Note each line that includes the word "scale". Copy those lines.

[start of MATERIAL SUPPLIED]

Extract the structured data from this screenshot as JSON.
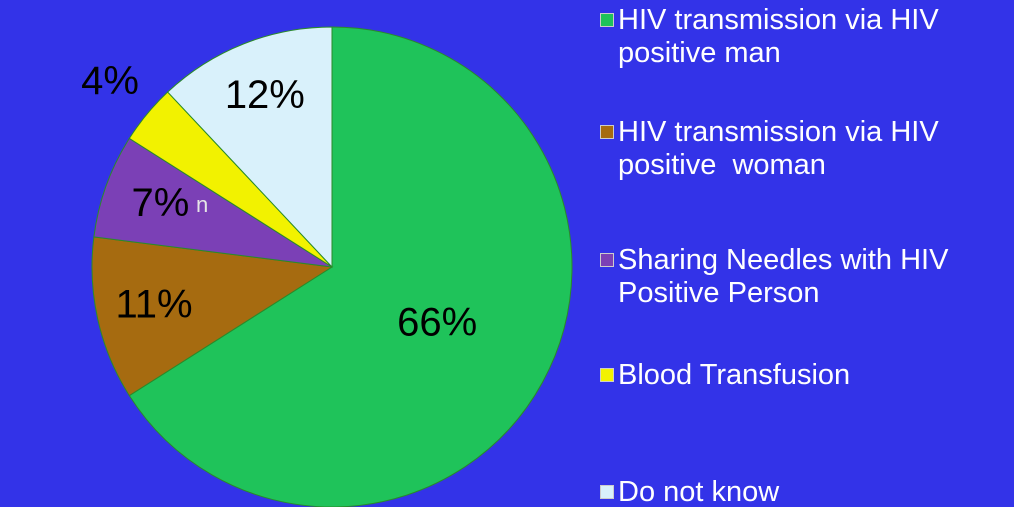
{
  "chart_data": {
    "type": "pie",
    "categories": [
      "HIV transmission via HIV positive man",
      "HIV transmission via HIV positive  woman",
      "Sharing Needles with HIV Positive Person",
      "Blood Transfusion",
      "Do not know"
    ],
    "values": [
      66,
      11,
      7,
      4,
      12
    ],
    "value_labels": [
      "66%",
      "11%",
      "7%",
      "4%",
      "12%"
    ],
    "colors": [
      "#1fc35a",
      "#a66b10",
      "#7b40b6",
      "#f2f200",
      "#d9f1fb"
    ],
    "legend": "right",
    "annotation": "n"
  }
}
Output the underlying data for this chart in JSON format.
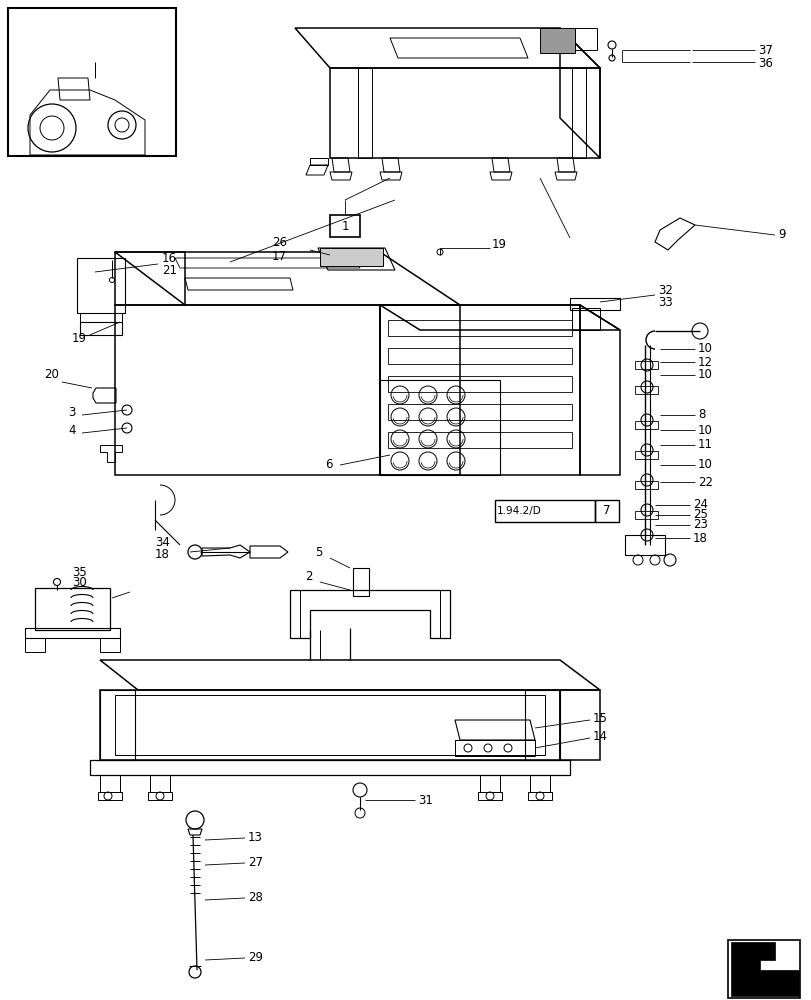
{
  "bg_color": "#ffffff",
  "line_color": "#000000",
  "fig_width": 8.12,
  "fig_height": 10.0,
  "dpi": 100,
  "lw_main": 1.1,
  "lw_thin": 0.7,
  "lw_leader": 0.6,
  "fs_label": 8.5
}
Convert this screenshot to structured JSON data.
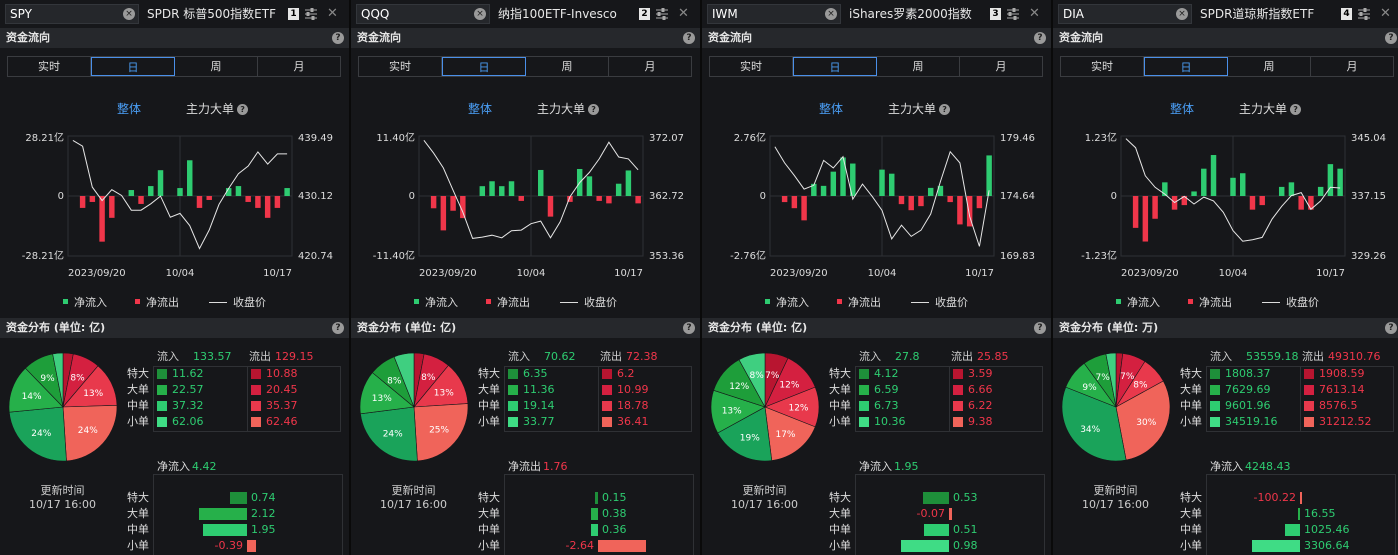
{
  "labels": {
    "section_flow": "资金流向",
    "section_dist_prefix": "资金分布 (单位: ",
    "tabs": [
      "实时",
      "日",
      "周",
      "月"
    ],
    "active_tab": 1,
    "mode_total": "整体",
    "mode_main": "主力大单",
    "legend_in": "净流入",
    "legend_out": "净流出",
    "legend_close": "收盘价",
    "inflow": "流入",
    "outflow": "流出",
    "cats": [
      "特大",
      "大单",
      "中单",
      "小单"
    ],
    "update_label": "更新时间",
    "update_time": "10/17 16:00",
    "dates": [
      "2023/09/20",
      "10/04",
      "10/17"
    ]
  },
  "colors": {
    "in": "#2ecc71",
    "out": "#f0364a",
    "pie_in": [
      "#1aa35a",
      "#26b04a",
      "#1e9e3a",
      "#3fcf80"
    ],
    "pie_out": [
      "#b81530",
      "#d42040",
      "#e8394c",
      "#f0645a"
    ],
    "sw_in": [
      "#1e8f3a",
      "#26b04a",
      "#2ecc71",
      "#3fdc85"
    ],
    "sw_out": [
      "#b81530",
      "#d42040",
      "#e8394c",
      "#f0645a"
    ]
  },
  "panels": [
    {
      "ticker": "SPY",
      "name": "SPDR 标普500指数ETF",
      "index": "1",
      "unit": "亿",
      "chart_data": {
        "type": "bar+line",
        "y_left_ticks": [
          "28.21亿",
          "0",
          "-28.21亿"
        ],
        "y_left_max": 28.21,
        "y_right_ticks": [
          "439.49",
          "430.12",
          "420.74"
        ],
        "y_right_range": [
          420.74,
          439.49
        ],
        "flows": [
          0,
          -6,
          -3,
          -23,
          -11,
          0,
          3,
          -4,
          5,
          13,
          0,
          4,
          18,
          -6,
          -2,
          0,
          4,
          5,
          -3,
          -6,
          -11,
          -6,
          4
        ],
        "close": [
          438.8,
          437.9,
          431.5,
          429.4,
          431.1,
          430.2,
          427.9,
          427.9,
          428.9,
          430.1,
          426.8,
          427.4,
          425.5,
          421.9,
          424.8,
          428.8,
          431.3,
          433.6,
          434.8,
          437.0,
          435.1,
          436.7,
          436.7
        ]
      },
      "totals": {
        "inflow": "133.57",
        "outflow": "129.15"
      },
      "table": {
        "in": [
          "11.62",
          "22.57",
          "37.32",
          "62.06"
        ],
        "out": [
          "10.88",
          "20.45",
          "35.37",
          "62.46"
        ]
      },
      "pie": {
        "out_pct": [
          3,
          8,
          13,
          24
        ],
        "in_pct": [
          24,
          14,
          9,
          3
        ],
        "labels_out": [
          "",
          "8%",
          "13%",
          "24%"
        ],
        "labels_in": [
          "24%",
          "14%",
          "9%",
          ""
        ]
      },
      "net": {
        "title_label": "净流入",
        "title_value": "4.42",
        "title_positive": true,
        "values": [
          0.74,
          2.12,
          1.95,
          -0.39
        ],
        "texts": [
          "0.74",
          "2.12",
          "1.95",
          "-0.39"
        ],
        "scale": 2.12
      }
    },
    {
      "ticker": "QQQ",
      "name": "纳指100ETF-Invesco",
      "index": "2",
      "unit": "亿",
      "chart_data": {
        "type": "bar+line",
        "y_left_ticks": [
          "11.40亿",
          "0",
          "-11.40亿"
        ],
        "y_left_max": 11.4,
        "y_right_ticks": [
          "372.07",
          "362.72",
          "353.36"
        ],
        "y_right_range": [
          353.36,
          372.07
        ],
        "flows": [
          0,
          -2.5,
          -7,
          -3,
          -4.5,
          0,
          2,
          3,
          2,
          3,
          -1,
          0,
          5.3,
          -4.2,
          0,
          -1.2,
          5.5,
          4,
          -1,
          -1.5,
          2.5,
          5.2,
          -1.5
        ],
        "close": [
          371.4,
          369.4,
          367.1,
          363.6,
          360.2,
          356.1,
          356.3,
          356.6,
          356.2,
          357.3,
          357.4,
          358.4,
          358.8,
          356.2,
          358.7,
          362.6,
          364.8,
          366.4,
          368.5,
          371.1,
          368.8,
          368.5,
          366.8
        ]
      },
      "totals": {
        "inflow": "70.62",
        "outflow": "72.38"
      },
      "table": {
        "in": [
          "6.35",
          "11.36",
          "19.14",
          "33.77"
        ],
        "out": [
          "6.2",
          "10.99",
          "18.78",
          "36.41"
        ]
      },
      "pie": {
        "out_pct": [
          3,
          8,
          13,
          25
        ],
        "in_pct": [
          24,
          13,
          8,
          6
        ],
        "labels_out": [
          "",
          "8%",
          "13%",
          "25%"
        ],
        "labels_in": [
          "24%",
          "13%",
          "8%",
          ""
        ]
      },
      "net": {
        "title_label": "净流出",
        "title_value": "1.76",
        "title_positive": false,
        "values": [
          0.15,
          0.38,
          0.36,
          -2.64
        ],
        "texts": [
          "0.15",
          "0.38",
          "0.36",
          "-2.64"
        ],
        "scale": 2.64
      }
    },
    {
      "ticker": "IWM",
      "name": "iShares罗素2000指数",
      "index": "3",
      "unit": "亿",
      "chart_data": {
        "type": "bar+line",
        "y_left_ticks": [
          "2.76亿",
          "0",
          "-2.76亿"
        ],
        "y_left_max": 2.76,
        "y_right_ticks": [
          "179.46",
          "174.64",
          "169.83"
        ],
        "y_right_range": [
          169.83,
          179.46
        ],
        "flows": [
          0,
          -0.3,
          -0.6,
          -1.2,
          0.6,
          0.5,
          1.2,
          1.9,
          1.6,
          0,
          0,
          1.3,
          1.1,
          -0.4,
          -0.7,
          -0.5,
          0.4,
          0.5,
          -0.3,
          -1.4,
          -1.5,
          -0.6,
          2.0
        ],
        "close": [
          178.6,
          177.3,
          176.3,
          175.2,
          175.5,
          177.5,
          176.9,
          177.8,
          174.4,
          175.6,
          174.6,
          173.5,
          171.2,
          172.3,
          171.4,
          171.9,
          173.2,
          175.8,
          178.2,
          177.3,
          173.0,
          170.6,
          175.1
        ]
      },
      "totals": {
        "inflow": "27.8",
        "outflow": "25.85"
      },
      "table": {
        "in": [
          "4.12",
          "6.59",
          "6.73",
          "10.36"
        ],
        "out": [
          "3.59",
          "6.66",
          "6.22",
          "9.38"
        ]
      },
      "pie": {
        "out_pct": [
          7,
          12,
          12,
          17
        ],
        "in_pct": [
          19,
          13,
          12,
          8
        ],
        "labels_out": [
          "7%",
          "12%",
          "12%",
          "17%"
        ],
        "labels_in": [
          "19%",
          "13%",
          "12%",
          "8%"
        ]
      },
      "net": {
        "title_label": "净流入",
        "title_value": "1.95",
        "title_positive": true,
        "values": [
          0.53,
          -0.07,
          0.51,
          0.98
        ],
        "texts": [
          "0.53",
          "-0.07",
          "0.51",
          "0.98"
        ],
        "scale": 0.98
      }
    },
    {
      "ticker": "DIA",
      "name": "SPDR道琼斯指数ETF",
      "index": "4",
      "unit": "万",
      "chart_data": {
        "type": "bar+line",
        "y_left_ticks": [
          "1.23亿",
          "0",
          "-1.23亿"
        ],
        "y_left_max": 1.23,
        "y_right_ticks": [
          "345.04",
          "337.15",
          "329.26"
        ],
        "y_right_range": [
          329.26,
          345.04
        ],
        "flows": [
          0,
          -0.7,
          -1.0,
          -0.5,
          0.3,
          -0.3,
          -0.2,
          0.1,
          0.6,
          0.9,
          0,
          0.4,
          0.5,
          -0.3,
          -0.2,
          0,
          0.2,
          0.3,
          -0.3,
          -0.3,
          0.2,
          0.7,
          0.6
        ],
        "close": [
          344.7,
          343.5,
          339.8,
          338.3,
          337.4,
          336.3,
          337.1,
          336.1,
          337.0,
          336.5,
          335.0,
          332.6,
          331.2,
          331.4,
          331.7,
          334.1,
          335.8,
          337.2,
          337.6,
          335.4,
          336.5,
          338.3,
          338.2
        ]
      },
      "totals": {
        "inflow": "53559.18",
        "outflow": "49310.76"
      },
      "table": {
        "in": [
          "1808.37",
          "7629.69",
          "9601.96",
          "34519.16"
        ],
        "out": [
          "1908.59",
          "7613.14",
          "8576.5",
          "31212.52"
        ]
      },
      "pie": {
        "out_pct": [
          2,
          7,
          8,
          30
        ],
        "in_pct": [
          34,
          9,
          7,
          3
        ],
        "labels_out": [
          "",
          "7%",
          "8%",
          "30%"
        ],
        "labels_in": [
          "34%",
          "9%",
          "7%",
          ""
        ]
      },
      "net": {
        "title_label": "净流入",
        "title_value": "4248.43",
        "title_positive": true,
        "values": [
          -100.22,
          16.55,
          1025.46,
          3306.64
        ],
        "texts": [
          "-100.22",
          "16.55",
          "1025.46",
          "3306.64"
        ],
        "scale": 3306.64
      }
    }
  ]
}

[end of MATERIAL SUPPLIED]

- _SOLUTION TO THE PROBLEM_
        "scale": 2.12
        "scale": 2.64
        "scale": 0.98
        "scale": 3306.64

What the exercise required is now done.